**TASK REQUIREMENTS:** Search the material below for the word "Authentication" and copy every line in which it occurs.
:: STORED DATA
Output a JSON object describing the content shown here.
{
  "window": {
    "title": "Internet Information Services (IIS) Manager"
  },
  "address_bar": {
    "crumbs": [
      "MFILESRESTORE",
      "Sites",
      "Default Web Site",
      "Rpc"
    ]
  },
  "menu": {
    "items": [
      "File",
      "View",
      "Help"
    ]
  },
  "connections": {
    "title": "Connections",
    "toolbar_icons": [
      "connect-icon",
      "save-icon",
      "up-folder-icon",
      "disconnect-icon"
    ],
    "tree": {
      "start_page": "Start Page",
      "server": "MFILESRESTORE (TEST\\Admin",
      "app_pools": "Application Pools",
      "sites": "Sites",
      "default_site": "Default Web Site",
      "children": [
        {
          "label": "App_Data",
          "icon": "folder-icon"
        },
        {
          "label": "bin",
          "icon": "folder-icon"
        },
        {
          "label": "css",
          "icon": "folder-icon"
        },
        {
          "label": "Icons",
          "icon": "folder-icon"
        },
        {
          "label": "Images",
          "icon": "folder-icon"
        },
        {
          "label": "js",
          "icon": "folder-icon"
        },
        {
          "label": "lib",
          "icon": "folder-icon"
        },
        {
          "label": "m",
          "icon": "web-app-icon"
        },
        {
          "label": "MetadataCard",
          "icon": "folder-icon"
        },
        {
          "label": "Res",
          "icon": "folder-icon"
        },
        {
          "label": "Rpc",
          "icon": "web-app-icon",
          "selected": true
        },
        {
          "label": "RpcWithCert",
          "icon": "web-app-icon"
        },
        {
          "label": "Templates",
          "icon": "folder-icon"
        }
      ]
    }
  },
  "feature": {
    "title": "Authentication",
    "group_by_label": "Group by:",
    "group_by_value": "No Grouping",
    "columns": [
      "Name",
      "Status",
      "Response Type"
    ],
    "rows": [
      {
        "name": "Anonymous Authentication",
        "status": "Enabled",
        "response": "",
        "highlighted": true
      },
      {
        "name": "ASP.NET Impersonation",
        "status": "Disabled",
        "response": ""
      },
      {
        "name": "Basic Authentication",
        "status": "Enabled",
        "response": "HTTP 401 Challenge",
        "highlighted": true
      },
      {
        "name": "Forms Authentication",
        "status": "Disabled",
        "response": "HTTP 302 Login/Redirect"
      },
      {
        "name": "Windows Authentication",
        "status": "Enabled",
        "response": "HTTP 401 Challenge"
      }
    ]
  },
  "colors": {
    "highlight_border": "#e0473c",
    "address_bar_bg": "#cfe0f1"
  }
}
::::
**THE RESULT:**
    "title": "Authentication",
        "name": "Anonymous Authentication",
        "name": "Basic Authentication",
        "name": "Forms Authentication",
        "name": "Windows Authentication",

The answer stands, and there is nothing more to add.